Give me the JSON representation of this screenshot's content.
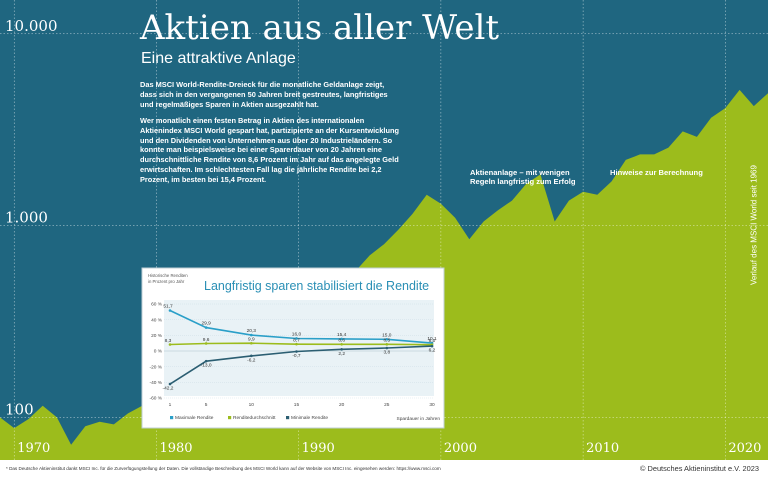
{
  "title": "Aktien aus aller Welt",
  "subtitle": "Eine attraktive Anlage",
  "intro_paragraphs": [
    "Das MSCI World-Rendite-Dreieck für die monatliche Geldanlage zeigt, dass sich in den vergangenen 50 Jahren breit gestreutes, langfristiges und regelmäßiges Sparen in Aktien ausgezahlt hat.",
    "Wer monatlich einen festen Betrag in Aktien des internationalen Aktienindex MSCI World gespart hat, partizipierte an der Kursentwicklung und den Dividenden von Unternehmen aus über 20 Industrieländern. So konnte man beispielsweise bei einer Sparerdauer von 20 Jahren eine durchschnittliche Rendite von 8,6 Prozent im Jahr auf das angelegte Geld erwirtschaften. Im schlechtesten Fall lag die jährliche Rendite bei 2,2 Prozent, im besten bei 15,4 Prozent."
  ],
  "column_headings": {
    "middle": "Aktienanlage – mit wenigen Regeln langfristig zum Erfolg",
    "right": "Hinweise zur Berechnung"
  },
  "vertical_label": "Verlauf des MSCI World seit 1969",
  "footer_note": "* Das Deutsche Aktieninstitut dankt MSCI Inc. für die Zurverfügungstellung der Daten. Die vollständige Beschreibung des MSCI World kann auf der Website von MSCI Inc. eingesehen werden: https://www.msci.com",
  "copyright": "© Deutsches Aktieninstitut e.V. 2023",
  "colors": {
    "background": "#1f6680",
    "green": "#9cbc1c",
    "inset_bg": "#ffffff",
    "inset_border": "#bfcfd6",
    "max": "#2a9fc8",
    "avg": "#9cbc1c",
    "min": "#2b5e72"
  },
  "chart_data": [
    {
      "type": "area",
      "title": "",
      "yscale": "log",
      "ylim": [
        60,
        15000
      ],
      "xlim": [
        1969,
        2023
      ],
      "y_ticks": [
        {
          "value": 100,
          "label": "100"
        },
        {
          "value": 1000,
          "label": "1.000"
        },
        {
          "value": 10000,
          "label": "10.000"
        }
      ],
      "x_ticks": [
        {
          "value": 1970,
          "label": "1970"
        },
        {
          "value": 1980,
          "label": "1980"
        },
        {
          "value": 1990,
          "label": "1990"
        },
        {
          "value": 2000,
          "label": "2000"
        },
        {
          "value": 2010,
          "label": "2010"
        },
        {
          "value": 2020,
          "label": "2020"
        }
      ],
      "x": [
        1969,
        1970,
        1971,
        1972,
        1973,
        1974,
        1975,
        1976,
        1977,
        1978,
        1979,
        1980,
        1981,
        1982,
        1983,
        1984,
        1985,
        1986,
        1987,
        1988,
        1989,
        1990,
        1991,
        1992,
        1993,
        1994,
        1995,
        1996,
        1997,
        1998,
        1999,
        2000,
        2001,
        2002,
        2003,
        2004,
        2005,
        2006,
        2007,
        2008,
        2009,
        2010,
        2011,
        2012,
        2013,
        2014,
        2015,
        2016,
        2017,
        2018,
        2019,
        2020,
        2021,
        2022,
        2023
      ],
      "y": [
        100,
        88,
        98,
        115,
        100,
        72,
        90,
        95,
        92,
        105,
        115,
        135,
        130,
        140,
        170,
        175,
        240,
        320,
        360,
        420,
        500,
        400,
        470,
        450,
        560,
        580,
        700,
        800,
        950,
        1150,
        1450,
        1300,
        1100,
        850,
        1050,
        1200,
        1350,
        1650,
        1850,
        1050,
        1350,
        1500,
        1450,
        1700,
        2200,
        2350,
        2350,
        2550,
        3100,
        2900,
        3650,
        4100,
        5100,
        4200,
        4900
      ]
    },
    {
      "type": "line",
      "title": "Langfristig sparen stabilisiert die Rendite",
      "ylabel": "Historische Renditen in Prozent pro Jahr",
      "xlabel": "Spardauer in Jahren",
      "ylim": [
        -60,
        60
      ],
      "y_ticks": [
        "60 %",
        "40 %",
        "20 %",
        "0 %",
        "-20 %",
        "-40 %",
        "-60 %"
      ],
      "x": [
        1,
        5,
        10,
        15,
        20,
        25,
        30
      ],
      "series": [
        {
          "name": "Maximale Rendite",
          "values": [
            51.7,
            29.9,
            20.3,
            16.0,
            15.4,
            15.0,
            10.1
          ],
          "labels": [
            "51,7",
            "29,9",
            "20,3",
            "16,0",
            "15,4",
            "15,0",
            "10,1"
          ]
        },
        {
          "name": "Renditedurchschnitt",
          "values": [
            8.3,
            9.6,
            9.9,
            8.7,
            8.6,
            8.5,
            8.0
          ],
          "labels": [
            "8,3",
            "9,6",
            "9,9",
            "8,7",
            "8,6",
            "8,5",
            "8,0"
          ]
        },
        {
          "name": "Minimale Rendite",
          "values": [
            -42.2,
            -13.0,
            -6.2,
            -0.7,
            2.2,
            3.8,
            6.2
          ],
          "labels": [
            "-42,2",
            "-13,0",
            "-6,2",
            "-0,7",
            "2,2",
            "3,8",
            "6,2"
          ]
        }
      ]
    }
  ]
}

STATED EXERCISE: Pictures in the records above are not copied; print everything else exactly.

EXERCISE RESULT:
Give me the JSON representation of this screenshot's content.
{
  "title": "Aktien aus aller Welt",
  "subtitle": "Eine attraktive Anlage",
  "intro_paragraphs": [
    "Das MSCI World-Rendite-Dreieck für die monatliche Geldanlage zeigt, dass sich in den vergangenen 50 Jahren breit gestreutes, langfristiges und regelmäßiges Sparen in Aktien ausgezahlt hat.",
    "Wer monatlich einen festen Betrag in Aktien des internationalen Aktienindex MSCI World gespart hat, partizipierte an der Kursentwicklung und den Dividenden von Unternehmen aus über 20 Industrieländern. So konnte man beispielsweise bei einer Sparerdauer von 20 Jahren eine durchschnittliche Rendite von 8,6 Prozent im Jahr auf das angelegte Geld erwirtschaften. Im schlechtesten Fall lag die jährliche Rendite bei 2,2 Prozent, im besten bei 15,4 Prozent."
  ],
  "column_headings": {
    "middle": "Aktienanlage – mit wenigen Regeln langfristig zum Erfolg",
    "right": "Hinweise zur Berechnung"
  },
  "vertical_label": "Verlauf des MSCI World seit 1969",
  "footer_note": "* Das Deutsche Aktieninstitut dankt MSCI Inc. für die Zurverfügungstellung der Daten. Die vollständige Beschreibung des MSCI World kann auf der Website von MSCI Inc. eingesehen werden: https://www.msci.com",
  "copyright": "© Deutsches Aktieninstitut e.V. 2023",
  "colors": {
    "background": "#1f6680",
    "green": "#9cbc1c",
    "inset_bg": "#ffffff",
    "inset_border": "#bfcfd6",
    "max": "#2a9fc8",
    "avg": "#9cbc1c",
    "min": "#2b5e72"
  },
  "chart_data": [
    {
      "type": "area",
      "title": "",
      "yscale": "log",
      "ylim": [
        60,
        15000
      ],
      "xlim": [
        1969,
        2023
      ],
      "y_ticks": [
        {
          "value": 100,
          "label": "100"
        },
        {
          "value": 1000,
          "label": "1.000"
        },
        {
          "value": 10000,
          "label": "10.000"
        }
      ],
      "x_ticks": [
        {
          "value": 1970,
          "label": "1970"
        },
        {
          "value": 1980,
          "label": "1980"
        },
        {
          "value": 1990,
          "label": "1990"
        },
        {
          "value": 2000,
          "label": "2000"
        },
        {
          "value": 2010,
          "label": "2010"
        },
        {
          "value": 2020,
          "label": "2020"
        }
      ],
      "x": [
        1969,
        1970,
        1971,
        1972,
        1973,
        1974,
        1975,
        1976,
        1977,
        1978,
        1979,
        1980,
        1981,
        1982,
        1983,
        1984,
        1985,
        1986,
        1987,
        1988,
        1989,
        1990,
        1991,
        1992,
        1993,
        1994,
        1995,
        1996,
        1997,
        1998,
        1999,
        2000,
        2001,
        2002,
        2003,
        2004,
        2005,
        2006,
        2007,
        2008,
        2009,
        2010,
        2011,
        2012,
        2013,
        2014,
        2015,
        2016,
        2017,
        2018,
        2019,
        2020,
        2021,
        2022,
        2023
      ],
      "y": [
        100,
        88,
        98,
        115,
        100,
        72,
        90,
        95,
        92,
        105,
        115,
        135,
        130,
        140,
        170,
        175,
        240,
        320,
        360,
        420,
        500,
        400,
        470,
        450,
        560,
        580,
        700,
        800,
        950,
        1150,
        1450,
        1300,
        1100,
        850,
        1050,
        1200,
        1350,
        1650,
        1850,
        1050,
        1350,
        1500,
        1450,
        1700,
        2200,
        2350,
        2350,
        2550,
        3100,
        2900,
        3650,
        4100,
        5100,
        4200,
        4900
      ]
    },
    {
      "type": "line",
      "title": "Langfristig sparen stabilisiert die Rendite",
      "ylabel": "Historische Renditen in Prozent pro Jahr",
      "xlabel": "Spardauer in Jahren",
      "ylim": [
        -60,
        60
      ],
      "y_ticks": [
        "60 %",
        "40 %",
        "20 %",
        "0 %",
        "-20 %",
        "-40 %",
        "-60 %"
      ],
      "x": [
        1,
        5,
        10,
        15,
        20,
        25,
        30
      ],
      "series": [
        {
          "name": "Maximale Rendite",
          "values": [
            51.7,
            29.9,
            20.3,
            16.0,
            15.4,
            15.0,
            10.1
          ],
          "labels": [
            "51,7",
            "29,9",
            "20,3",
            "16,0",
            "15,4",
            "15,0",
            "10,1"
          ]
        },
        {
          "name": "Renditedurchschnitt",
          "values": [
            8.3,
            9.6,
            9.9,
            8.7,
            8.6,
            8.5,
            8.0
          ],
          "labels": [
            "8,3",
            "9,6",
            "9,9",
            "8,7",
            "8,6",
            "8,5",
            "8,0"
          ]
        },
        {
          "name": "Minimale Rendite",
          "values": [
            -42.2,
            -13.0,
            -6.2,
            -0.7,
            2.2,
            3.8,
            6.2
          ],
          "labels": [
            "-42,2",
            "-13,0",
            "-6,2",
            "-0,7",
            "2,2",
            "3,8",
            "6,2"
          ]
        }
      ]
    }
  ]
}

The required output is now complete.